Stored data
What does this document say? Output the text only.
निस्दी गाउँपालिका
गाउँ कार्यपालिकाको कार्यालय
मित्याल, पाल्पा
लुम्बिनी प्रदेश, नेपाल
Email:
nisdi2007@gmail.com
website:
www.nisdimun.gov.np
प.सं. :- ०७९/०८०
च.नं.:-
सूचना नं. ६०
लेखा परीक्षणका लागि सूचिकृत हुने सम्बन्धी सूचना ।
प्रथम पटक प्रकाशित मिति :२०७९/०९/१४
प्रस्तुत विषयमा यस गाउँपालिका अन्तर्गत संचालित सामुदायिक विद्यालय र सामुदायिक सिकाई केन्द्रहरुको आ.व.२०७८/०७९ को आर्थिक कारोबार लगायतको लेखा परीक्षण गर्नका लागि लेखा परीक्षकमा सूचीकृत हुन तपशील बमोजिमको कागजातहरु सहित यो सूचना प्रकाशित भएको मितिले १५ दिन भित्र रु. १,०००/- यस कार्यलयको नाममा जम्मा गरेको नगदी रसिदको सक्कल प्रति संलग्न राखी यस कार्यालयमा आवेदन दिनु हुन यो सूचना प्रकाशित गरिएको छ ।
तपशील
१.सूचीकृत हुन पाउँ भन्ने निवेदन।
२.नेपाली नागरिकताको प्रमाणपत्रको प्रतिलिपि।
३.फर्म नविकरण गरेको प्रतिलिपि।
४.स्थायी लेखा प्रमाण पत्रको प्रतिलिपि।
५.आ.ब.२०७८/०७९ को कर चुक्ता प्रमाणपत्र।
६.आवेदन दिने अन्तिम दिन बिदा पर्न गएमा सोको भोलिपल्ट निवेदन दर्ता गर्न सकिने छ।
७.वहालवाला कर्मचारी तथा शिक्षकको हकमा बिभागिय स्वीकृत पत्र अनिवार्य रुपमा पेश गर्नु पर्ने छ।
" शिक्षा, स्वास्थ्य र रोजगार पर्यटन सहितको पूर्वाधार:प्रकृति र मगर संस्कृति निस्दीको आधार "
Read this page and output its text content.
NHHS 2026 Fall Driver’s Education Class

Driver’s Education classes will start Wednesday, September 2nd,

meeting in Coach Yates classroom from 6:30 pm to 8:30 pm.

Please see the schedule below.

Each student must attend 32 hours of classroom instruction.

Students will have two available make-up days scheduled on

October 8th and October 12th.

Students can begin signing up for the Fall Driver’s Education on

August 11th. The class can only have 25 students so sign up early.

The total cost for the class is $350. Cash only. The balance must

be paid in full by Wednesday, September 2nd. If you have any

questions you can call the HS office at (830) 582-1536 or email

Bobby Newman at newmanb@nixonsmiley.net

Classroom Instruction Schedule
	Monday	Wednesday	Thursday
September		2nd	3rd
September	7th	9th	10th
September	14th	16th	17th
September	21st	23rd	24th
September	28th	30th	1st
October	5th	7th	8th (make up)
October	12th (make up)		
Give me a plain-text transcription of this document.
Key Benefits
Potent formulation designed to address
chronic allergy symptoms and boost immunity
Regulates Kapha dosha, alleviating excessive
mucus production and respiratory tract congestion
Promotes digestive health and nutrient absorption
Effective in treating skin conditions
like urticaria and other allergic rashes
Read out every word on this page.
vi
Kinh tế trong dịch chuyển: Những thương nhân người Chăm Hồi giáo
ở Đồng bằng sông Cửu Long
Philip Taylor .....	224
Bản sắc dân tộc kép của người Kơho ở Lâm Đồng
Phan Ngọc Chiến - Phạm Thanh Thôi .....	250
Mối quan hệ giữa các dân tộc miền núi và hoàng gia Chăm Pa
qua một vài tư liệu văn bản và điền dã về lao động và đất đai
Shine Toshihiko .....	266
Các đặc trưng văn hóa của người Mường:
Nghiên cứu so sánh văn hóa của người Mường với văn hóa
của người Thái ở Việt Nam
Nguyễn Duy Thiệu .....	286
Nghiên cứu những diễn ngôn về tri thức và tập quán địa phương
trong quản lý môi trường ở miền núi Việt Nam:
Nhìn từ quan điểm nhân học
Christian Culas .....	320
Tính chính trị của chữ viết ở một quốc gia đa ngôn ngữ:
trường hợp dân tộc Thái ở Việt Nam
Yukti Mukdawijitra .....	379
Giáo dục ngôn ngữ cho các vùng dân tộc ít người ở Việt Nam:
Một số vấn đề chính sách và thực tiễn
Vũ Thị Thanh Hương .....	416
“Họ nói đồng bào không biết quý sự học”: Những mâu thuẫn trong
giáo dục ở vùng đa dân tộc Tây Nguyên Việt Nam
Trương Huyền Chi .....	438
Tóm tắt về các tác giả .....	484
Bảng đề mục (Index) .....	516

→ **What is expected**: Where a line of the records above holds the word "document", copy that line.

→ **Completed task**:
What does this document say? Output the text only.
Give me a plain-text transcription of this document.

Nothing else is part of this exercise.